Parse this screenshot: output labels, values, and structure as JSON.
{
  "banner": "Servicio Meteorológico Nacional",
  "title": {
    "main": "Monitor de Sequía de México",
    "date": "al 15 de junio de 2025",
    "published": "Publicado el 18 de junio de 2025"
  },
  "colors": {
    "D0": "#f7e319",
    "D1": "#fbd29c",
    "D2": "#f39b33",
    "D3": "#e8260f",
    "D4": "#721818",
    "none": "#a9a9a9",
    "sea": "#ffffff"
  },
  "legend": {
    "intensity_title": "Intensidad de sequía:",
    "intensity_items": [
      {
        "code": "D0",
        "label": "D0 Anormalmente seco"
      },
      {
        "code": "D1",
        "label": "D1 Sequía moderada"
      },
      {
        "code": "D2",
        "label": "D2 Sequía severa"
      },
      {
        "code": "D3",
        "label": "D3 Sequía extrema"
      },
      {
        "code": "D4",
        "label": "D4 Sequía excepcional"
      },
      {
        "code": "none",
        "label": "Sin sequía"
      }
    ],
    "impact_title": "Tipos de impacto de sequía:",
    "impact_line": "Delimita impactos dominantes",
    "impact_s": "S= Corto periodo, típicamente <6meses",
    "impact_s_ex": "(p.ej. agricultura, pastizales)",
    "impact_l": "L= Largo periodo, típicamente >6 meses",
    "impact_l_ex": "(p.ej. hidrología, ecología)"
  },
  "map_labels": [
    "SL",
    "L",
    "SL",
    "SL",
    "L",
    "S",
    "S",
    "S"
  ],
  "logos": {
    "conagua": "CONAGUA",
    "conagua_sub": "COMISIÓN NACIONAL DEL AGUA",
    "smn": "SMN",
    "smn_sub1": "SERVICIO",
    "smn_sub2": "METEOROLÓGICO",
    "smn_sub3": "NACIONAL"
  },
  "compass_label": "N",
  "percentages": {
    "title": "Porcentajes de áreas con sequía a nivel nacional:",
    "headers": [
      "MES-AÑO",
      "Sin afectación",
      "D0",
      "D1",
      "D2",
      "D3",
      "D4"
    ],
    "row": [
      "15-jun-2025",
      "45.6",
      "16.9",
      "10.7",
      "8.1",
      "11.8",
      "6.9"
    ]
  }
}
****
Write out every entry again exactly, please, with nothing missing.

**Task output:**
Parse this screenshot: output labels, values, and structure as JSON.
{
  "banner": "Servicio Meteorológico Nacional",
  "title": {
    "main": "Monitor de Sequía de México",
    "date": "al 15 de junio de 2025",
    "published": "Publicado el 18 de junio de 2025"
  },
  "colors": {
    "D0": "#f7e319",
    "D1": "#fbd29c",
    "D2": "#f39b33",
    "D3": "#e8260f",
    "D4": "#721818",
    "none": "#a9a9a9",
    "sea": "#ffffff"
  },
  "legend": {
    "intensity_title": "Intensidad de sequía:",
    "intensity_items": [
      {
        "code": "D0",
        "label": "D0 Anormalmente seco"
      },
      {
        "code": "D1",
        "label": "D1 Sequía moderada"
      },
      {
        "code": "D2",
        "label": "D2 Sequía severa"
      },
      {
        "code": "D3",
        "label": "D3 Sequía extrema"
      },
      {
        "code": "D4",
        "label": "D4 Sequía excepcional"
      },
      {
        "code": "none",
        "label": "Sin sequía"
      }
    ],
    "impact_title": "Tipos de impacto de sequía:",
    "impact_line": "Delimita impactos dominantes",
    "impact_s": "S= Corto periodo, típicamente <6meses",
    "impact_s_ex": "(p.ej. agricultura, pastizales)",
    "impact_l": "L= Largo periodo, típicamente >6 meses",
    "impact_l_ex": "(p.ej. hidrología, ecología)"
  },
  "map_labels": [
    "SL",
    "L",
    "SL",
    "SL",
    "L",
    "S",
    "S",
    "S"
  ],
  "logos": {
    "conagua": "CONAGUA",
    "conagua_sub": "COMISIÓN NACIONAL DEL AGUA",
    "smn": "SMN",
    "smn_sub1": "SERVICIO",
    "smn_sub2": "METEOROLÓGICO",
    "smn_sub3": "NACIONAL"
  },
  "compass_label": "N",
  "percentages": {
    "title": "Porcentajes de áreas con sequía a nivel nacional:",
    "headers": [
      "MES-AÑO",
      "Sin afectación",
      "D0",
      "D1",
      "D2",
      "D3",
      "D4"
    ],
    "row": [
      "15-jun-2025",
      "45.6",
      "16.9",
      "10.7",
      "8.1",
      "11.8",
      "6.9"
    ]
  }
}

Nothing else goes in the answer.